▶ **Directive**: Tell how many lines in the data below include the word "Dollar". The answer is the number only.

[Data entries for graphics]
Begin

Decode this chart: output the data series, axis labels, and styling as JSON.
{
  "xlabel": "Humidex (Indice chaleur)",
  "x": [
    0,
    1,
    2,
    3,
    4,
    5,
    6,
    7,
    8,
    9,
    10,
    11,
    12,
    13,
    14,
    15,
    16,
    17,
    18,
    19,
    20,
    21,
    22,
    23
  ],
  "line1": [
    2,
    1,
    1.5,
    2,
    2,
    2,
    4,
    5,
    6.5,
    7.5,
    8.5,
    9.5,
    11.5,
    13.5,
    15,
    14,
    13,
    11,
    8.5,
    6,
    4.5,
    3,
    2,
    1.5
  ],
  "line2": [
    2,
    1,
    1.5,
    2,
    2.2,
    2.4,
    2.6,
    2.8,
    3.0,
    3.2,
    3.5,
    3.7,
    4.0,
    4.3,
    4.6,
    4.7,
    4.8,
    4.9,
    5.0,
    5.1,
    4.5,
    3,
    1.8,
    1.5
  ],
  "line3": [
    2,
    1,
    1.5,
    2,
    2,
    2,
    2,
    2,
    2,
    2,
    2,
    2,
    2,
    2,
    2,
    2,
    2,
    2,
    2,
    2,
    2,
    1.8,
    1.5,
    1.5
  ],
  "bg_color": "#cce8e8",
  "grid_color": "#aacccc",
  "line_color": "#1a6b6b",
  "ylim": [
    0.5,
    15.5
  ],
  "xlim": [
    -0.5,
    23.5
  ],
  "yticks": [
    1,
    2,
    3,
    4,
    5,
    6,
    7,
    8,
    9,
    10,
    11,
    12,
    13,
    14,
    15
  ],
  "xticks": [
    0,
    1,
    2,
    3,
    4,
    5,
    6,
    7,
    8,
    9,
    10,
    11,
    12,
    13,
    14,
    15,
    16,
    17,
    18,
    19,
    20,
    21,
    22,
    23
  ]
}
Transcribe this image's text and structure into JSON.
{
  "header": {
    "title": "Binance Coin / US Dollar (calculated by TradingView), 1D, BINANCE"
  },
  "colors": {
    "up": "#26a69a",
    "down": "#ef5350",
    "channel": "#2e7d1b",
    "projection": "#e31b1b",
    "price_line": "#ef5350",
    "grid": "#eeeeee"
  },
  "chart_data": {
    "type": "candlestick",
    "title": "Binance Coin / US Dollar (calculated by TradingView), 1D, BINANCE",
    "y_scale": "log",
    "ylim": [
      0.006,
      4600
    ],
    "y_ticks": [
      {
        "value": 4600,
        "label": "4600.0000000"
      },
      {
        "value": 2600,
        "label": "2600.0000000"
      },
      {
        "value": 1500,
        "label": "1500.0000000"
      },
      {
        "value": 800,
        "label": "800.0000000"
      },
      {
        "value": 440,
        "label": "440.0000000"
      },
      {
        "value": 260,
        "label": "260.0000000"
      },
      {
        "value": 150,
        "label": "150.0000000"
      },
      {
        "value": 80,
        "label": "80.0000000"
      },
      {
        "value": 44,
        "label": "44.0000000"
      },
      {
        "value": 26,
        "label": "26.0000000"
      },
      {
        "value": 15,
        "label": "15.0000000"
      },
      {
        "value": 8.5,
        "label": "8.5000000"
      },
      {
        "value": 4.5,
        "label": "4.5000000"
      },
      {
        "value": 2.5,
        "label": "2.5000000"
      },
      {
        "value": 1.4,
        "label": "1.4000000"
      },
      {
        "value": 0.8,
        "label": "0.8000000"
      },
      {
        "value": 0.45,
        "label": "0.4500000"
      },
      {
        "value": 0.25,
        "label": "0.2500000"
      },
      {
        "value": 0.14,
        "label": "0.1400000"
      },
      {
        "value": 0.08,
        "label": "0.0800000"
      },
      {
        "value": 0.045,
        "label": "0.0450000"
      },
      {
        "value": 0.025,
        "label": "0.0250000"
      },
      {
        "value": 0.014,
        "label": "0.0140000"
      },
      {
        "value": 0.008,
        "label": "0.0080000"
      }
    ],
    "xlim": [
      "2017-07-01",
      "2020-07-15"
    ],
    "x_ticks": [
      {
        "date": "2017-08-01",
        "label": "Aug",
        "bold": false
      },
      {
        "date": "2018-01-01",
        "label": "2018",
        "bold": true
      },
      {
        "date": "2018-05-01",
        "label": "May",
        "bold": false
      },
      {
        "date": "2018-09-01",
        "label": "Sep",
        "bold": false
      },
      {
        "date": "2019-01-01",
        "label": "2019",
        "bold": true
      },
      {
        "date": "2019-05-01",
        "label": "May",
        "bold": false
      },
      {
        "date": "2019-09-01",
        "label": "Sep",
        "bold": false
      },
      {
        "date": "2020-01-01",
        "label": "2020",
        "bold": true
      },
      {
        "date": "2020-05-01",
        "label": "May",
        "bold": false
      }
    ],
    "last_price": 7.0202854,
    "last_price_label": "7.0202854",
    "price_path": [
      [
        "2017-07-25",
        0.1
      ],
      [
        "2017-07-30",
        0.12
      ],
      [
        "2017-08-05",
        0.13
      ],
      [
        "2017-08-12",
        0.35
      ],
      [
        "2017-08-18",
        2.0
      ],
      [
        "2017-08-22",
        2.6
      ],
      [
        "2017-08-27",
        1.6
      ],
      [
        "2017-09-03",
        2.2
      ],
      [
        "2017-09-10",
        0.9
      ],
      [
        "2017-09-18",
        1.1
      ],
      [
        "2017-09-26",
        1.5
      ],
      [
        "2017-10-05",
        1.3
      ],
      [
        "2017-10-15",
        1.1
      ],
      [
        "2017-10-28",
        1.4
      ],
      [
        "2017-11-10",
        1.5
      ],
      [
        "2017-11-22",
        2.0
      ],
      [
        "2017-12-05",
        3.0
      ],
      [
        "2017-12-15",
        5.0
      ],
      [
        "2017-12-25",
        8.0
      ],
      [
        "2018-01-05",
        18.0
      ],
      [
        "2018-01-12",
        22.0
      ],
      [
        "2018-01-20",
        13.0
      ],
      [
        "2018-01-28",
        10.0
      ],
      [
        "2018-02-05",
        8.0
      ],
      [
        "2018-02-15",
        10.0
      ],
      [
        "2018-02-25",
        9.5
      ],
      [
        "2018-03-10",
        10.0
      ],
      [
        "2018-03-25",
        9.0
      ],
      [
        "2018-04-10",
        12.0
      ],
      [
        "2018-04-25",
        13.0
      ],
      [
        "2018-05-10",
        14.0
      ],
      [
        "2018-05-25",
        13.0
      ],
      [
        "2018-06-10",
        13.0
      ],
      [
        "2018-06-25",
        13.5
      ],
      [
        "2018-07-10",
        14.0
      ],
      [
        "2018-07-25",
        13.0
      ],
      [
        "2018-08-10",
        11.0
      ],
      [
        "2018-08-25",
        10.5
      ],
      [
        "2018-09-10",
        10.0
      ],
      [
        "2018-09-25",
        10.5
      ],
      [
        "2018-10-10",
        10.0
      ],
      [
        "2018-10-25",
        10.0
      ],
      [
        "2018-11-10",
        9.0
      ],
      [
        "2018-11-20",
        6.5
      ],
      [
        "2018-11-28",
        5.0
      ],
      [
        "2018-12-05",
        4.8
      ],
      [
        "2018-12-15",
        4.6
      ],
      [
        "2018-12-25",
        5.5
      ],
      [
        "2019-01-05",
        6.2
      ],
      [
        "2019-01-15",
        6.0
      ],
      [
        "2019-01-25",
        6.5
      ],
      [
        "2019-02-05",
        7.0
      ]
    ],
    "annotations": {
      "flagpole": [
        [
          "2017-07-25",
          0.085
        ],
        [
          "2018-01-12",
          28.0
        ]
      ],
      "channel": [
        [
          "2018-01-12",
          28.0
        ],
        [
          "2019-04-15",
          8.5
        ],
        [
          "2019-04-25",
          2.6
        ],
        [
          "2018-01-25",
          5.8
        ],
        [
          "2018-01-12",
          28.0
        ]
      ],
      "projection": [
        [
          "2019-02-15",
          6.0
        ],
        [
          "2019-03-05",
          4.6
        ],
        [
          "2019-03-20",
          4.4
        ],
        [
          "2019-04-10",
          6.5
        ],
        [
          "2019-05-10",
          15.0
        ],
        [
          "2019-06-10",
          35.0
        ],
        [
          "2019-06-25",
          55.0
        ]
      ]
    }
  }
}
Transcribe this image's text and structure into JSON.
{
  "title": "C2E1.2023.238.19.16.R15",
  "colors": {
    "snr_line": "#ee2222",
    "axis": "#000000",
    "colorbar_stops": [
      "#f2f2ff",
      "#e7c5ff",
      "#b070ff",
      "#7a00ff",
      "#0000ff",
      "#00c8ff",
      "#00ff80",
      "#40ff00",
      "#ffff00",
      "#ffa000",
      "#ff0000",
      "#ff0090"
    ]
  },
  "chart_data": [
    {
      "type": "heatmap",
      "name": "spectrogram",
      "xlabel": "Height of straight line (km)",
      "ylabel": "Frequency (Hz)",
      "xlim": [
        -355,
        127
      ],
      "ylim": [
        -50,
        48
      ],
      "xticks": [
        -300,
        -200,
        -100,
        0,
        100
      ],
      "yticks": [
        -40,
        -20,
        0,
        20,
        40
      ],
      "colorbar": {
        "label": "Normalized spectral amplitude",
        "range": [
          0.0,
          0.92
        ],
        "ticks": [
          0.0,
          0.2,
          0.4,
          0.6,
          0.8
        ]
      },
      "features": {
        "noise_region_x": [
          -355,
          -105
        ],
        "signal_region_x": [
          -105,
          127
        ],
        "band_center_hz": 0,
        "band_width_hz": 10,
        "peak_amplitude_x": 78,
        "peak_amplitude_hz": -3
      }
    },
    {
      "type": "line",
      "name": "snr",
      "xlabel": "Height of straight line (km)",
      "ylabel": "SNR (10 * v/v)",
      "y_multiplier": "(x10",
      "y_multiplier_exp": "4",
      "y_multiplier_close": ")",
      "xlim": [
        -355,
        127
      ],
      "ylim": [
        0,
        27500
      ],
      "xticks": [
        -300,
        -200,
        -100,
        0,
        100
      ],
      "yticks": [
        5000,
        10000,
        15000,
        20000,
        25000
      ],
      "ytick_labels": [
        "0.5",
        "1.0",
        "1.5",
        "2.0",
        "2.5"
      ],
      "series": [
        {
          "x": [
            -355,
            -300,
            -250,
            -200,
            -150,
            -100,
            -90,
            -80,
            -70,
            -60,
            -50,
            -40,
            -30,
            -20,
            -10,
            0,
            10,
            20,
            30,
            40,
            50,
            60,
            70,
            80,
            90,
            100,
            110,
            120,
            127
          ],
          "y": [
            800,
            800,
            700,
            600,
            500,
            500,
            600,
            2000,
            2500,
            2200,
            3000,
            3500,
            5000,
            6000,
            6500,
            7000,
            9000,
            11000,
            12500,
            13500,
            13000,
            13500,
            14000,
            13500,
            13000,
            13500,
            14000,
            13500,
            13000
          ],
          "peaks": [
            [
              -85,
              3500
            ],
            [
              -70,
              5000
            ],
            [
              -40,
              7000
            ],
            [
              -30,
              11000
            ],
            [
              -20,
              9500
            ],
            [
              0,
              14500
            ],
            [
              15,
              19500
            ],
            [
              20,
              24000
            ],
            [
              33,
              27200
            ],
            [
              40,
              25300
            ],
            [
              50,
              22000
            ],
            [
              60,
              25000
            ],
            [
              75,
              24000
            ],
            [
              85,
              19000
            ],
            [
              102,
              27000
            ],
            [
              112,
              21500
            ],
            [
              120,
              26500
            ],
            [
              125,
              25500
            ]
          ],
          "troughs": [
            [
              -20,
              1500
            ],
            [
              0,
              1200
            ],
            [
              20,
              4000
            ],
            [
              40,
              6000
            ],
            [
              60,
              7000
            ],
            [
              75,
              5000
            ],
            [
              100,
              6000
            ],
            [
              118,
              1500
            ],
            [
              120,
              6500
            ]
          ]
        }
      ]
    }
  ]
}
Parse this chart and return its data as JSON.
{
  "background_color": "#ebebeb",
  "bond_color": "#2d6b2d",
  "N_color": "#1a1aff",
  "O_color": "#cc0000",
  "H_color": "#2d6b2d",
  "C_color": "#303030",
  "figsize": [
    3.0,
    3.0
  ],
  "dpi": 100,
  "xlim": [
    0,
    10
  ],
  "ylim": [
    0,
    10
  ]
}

End

▶ **Response to this exercise**: 2